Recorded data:
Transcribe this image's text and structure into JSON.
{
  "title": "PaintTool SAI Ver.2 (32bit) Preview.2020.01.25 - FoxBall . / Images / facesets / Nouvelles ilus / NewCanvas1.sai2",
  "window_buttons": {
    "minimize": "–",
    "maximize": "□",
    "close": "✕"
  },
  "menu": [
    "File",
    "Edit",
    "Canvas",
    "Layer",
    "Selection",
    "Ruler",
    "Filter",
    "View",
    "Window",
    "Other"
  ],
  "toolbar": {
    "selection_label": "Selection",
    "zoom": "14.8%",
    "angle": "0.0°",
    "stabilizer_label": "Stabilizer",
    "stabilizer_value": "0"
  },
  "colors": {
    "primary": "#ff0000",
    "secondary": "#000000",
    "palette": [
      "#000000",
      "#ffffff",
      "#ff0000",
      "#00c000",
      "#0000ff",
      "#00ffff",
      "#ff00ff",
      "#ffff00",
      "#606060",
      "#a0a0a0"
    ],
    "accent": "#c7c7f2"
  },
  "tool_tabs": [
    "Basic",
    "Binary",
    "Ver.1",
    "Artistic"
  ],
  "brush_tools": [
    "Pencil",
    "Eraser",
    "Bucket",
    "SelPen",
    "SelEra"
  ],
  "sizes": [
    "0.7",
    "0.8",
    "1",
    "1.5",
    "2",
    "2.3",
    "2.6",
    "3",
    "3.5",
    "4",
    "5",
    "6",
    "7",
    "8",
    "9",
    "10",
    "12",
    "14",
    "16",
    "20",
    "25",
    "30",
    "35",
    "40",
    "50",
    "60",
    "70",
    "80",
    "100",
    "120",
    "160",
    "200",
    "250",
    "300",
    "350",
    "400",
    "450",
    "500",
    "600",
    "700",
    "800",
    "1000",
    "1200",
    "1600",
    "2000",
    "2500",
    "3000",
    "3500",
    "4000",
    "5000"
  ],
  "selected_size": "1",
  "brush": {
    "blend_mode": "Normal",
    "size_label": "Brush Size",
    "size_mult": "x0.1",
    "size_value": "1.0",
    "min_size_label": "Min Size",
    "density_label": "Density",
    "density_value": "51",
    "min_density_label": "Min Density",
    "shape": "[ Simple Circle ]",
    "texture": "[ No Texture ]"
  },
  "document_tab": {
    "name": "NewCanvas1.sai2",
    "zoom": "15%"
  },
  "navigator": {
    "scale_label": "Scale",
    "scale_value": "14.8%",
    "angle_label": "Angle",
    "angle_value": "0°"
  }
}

Exercise requirements: Search the data for the string "Selection" and copy each line where it appears.

Exercise response:
    "Selection",
    "selection_label": "Selection",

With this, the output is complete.